SHORT EXERCISE: From the listing below, extract each line containing the string "values".

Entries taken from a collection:
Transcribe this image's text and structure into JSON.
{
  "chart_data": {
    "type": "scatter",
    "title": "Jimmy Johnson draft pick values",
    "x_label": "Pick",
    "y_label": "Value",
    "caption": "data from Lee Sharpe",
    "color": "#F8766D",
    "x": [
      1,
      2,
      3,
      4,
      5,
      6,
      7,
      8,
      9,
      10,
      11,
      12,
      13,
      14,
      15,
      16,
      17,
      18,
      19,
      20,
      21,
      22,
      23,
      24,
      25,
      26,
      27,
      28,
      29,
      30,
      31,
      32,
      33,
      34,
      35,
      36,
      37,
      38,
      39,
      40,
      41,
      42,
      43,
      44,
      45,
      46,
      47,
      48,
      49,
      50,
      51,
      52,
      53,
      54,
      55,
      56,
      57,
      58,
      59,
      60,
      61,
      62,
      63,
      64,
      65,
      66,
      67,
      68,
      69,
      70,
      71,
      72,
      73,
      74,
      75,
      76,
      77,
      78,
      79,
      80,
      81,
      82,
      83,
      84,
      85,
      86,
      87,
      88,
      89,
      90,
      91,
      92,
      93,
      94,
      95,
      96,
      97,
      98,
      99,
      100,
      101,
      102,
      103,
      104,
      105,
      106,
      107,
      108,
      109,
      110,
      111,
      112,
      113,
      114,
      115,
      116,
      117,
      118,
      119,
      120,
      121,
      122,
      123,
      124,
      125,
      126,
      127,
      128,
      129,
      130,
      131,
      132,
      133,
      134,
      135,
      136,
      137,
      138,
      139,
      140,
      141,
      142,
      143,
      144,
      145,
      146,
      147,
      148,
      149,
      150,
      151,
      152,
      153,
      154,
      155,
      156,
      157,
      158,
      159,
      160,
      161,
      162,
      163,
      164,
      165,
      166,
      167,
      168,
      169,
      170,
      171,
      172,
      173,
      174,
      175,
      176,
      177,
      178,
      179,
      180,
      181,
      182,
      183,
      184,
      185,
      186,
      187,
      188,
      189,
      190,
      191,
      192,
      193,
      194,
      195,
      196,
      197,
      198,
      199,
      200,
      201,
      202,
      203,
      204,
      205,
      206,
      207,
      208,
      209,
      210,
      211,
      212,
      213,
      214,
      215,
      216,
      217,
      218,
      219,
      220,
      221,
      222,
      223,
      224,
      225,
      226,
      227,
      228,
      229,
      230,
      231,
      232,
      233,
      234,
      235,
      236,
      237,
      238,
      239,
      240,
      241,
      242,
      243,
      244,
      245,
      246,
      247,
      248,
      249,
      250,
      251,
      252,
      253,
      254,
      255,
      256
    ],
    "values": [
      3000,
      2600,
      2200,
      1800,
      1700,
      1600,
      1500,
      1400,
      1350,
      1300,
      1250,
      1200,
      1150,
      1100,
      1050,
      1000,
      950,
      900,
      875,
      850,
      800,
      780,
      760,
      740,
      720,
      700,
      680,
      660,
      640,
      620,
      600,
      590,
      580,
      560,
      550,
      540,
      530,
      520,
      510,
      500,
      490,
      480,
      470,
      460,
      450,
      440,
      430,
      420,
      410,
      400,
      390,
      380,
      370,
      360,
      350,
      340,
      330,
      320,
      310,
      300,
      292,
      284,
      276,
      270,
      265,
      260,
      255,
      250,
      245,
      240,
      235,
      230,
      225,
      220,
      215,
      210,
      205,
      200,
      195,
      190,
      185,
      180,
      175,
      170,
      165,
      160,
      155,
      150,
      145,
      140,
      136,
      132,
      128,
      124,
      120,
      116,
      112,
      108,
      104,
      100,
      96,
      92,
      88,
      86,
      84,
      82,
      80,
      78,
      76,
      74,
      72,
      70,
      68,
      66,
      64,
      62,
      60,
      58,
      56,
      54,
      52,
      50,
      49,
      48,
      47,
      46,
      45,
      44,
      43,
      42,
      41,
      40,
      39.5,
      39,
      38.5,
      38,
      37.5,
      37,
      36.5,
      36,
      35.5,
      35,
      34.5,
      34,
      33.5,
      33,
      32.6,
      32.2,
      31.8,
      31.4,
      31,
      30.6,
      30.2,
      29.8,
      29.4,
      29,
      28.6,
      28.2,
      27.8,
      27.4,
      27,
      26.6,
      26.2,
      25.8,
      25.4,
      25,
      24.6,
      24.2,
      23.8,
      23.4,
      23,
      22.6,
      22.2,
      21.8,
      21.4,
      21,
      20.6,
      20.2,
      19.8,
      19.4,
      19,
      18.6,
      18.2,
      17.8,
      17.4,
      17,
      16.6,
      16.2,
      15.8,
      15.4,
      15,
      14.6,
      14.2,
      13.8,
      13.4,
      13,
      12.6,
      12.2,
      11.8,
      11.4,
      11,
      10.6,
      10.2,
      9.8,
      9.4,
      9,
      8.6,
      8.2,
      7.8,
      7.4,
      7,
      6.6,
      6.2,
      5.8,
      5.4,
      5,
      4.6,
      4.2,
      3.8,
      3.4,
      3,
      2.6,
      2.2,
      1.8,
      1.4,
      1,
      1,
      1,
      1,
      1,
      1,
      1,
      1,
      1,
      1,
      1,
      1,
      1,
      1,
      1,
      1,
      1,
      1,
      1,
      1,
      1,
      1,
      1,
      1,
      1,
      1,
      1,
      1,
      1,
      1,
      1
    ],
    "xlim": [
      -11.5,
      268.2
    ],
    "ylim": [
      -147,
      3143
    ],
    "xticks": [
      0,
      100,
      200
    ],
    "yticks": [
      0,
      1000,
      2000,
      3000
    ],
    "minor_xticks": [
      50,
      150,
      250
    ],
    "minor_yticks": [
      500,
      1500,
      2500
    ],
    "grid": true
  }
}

RESULT BELOW:
    "title": "Jimmy Johnson draft pick values",
    "values": [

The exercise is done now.